- [INSTRUCTION] Note each line of the listing that contains the string "type", and copy it.
*** TASK INPUTS
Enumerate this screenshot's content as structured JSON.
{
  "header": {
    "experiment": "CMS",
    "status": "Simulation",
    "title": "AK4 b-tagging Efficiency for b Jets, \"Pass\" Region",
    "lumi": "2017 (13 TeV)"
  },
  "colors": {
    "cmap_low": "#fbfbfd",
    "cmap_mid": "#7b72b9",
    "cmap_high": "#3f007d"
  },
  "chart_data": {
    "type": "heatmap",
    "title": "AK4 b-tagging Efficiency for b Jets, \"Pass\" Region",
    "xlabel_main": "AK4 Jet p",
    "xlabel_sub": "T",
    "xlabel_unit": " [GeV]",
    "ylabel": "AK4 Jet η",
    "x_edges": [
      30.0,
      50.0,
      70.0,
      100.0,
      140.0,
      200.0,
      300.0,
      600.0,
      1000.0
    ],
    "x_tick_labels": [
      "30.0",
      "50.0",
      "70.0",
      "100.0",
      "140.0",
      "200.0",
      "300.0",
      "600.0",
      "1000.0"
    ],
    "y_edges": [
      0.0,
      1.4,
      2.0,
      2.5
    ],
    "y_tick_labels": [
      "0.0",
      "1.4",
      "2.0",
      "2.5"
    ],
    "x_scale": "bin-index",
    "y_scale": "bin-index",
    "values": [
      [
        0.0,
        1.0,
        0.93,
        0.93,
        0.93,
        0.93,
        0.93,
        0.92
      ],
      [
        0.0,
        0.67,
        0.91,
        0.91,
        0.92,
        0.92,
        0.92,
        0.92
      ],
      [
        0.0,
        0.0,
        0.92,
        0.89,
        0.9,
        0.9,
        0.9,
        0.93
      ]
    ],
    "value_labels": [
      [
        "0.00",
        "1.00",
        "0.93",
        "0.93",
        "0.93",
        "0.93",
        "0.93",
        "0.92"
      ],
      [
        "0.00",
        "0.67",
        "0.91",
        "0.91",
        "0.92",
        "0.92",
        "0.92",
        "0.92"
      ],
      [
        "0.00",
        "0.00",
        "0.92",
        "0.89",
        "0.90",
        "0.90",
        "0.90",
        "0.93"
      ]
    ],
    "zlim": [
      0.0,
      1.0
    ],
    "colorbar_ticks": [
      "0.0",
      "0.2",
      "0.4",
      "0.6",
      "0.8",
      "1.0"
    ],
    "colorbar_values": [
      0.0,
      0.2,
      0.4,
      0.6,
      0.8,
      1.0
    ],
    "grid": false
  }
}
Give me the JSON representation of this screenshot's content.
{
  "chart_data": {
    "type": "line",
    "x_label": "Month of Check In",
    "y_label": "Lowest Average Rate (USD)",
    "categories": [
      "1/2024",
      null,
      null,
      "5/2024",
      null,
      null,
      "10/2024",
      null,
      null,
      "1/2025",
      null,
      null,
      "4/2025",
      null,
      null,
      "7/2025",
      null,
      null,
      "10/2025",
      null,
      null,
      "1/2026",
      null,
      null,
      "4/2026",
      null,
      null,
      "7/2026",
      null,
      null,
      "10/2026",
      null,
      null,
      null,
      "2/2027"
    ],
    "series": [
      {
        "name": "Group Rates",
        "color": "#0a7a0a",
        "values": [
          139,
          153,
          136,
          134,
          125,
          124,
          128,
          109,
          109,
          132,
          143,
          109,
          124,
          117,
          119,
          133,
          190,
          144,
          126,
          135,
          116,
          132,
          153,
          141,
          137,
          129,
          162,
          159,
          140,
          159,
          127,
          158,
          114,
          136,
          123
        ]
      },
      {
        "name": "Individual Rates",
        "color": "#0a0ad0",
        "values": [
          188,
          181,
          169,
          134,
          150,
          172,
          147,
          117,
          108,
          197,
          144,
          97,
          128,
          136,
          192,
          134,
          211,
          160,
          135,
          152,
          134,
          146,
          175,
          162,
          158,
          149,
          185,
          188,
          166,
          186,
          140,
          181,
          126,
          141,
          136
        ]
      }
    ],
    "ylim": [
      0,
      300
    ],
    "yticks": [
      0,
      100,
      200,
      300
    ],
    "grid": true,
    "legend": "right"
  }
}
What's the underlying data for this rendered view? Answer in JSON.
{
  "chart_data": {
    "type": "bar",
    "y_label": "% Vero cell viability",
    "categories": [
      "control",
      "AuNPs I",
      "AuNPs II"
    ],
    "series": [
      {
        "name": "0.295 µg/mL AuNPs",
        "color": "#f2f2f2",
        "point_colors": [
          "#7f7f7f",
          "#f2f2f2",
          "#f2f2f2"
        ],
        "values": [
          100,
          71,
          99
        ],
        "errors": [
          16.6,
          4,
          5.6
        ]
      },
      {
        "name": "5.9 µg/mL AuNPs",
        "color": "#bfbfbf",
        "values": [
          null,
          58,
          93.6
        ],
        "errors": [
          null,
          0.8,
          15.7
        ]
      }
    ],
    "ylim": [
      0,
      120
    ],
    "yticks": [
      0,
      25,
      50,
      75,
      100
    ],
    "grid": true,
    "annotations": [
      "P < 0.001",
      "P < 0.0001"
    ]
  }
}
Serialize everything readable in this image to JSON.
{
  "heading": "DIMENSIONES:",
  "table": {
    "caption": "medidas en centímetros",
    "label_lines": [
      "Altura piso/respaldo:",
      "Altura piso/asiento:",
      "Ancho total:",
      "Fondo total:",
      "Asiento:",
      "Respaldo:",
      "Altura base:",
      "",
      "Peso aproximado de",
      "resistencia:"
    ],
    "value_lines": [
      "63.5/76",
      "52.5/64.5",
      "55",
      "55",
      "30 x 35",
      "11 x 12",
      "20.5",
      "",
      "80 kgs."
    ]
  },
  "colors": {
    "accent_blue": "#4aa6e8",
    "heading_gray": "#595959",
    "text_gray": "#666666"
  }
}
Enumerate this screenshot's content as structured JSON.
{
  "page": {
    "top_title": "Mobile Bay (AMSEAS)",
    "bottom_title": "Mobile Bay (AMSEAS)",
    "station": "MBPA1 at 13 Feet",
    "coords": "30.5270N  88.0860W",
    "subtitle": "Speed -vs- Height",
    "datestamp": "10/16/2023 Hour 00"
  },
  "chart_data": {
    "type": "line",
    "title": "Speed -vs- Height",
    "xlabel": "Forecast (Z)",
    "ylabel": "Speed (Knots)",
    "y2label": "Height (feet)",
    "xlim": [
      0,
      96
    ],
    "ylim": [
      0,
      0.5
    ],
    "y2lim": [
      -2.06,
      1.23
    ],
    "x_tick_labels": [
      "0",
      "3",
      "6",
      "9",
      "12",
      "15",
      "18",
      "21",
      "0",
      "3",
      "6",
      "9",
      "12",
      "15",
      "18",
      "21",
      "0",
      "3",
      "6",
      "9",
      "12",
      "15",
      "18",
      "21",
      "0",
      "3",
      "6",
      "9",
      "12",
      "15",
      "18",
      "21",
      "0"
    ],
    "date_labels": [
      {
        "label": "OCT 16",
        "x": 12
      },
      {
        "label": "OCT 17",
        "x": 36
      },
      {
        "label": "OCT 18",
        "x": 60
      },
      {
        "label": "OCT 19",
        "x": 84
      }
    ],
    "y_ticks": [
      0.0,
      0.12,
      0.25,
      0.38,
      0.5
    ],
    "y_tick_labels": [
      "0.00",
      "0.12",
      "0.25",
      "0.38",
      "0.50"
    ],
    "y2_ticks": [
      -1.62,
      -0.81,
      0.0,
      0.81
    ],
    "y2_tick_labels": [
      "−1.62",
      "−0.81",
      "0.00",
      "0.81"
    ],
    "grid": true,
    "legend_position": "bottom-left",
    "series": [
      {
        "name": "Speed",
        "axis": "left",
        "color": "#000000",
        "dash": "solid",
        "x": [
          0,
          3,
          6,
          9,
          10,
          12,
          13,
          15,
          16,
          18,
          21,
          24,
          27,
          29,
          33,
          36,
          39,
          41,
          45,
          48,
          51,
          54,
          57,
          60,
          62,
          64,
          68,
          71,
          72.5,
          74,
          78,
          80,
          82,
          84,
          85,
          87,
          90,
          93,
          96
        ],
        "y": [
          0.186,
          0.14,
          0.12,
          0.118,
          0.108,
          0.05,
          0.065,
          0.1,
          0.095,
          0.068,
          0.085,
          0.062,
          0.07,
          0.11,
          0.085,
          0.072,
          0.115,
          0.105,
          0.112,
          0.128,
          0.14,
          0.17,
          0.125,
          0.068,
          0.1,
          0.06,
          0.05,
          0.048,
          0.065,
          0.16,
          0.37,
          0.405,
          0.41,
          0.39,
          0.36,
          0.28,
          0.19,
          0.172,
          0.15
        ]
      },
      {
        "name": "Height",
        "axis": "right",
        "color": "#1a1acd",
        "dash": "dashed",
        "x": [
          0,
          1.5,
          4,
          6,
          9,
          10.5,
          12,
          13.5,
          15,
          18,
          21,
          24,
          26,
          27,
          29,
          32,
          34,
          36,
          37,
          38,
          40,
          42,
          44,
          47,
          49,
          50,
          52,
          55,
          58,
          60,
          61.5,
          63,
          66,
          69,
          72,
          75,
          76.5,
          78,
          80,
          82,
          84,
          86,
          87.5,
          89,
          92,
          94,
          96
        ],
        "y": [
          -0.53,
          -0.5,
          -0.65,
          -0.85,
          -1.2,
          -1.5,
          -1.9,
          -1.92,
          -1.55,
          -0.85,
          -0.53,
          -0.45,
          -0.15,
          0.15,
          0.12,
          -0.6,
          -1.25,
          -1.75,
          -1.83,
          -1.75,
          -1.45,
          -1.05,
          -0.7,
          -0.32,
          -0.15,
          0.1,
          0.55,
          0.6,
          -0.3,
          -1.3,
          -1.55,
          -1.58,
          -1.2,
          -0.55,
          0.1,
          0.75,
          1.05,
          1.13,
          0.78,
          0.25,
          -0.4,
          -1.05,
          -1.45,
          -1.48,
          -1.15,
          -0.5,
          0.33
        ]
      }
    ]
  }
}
******
- [THE SOLUTION]
    "type": "heatmap",
    "type": "line",
    "type": "bar",
    "type": "line",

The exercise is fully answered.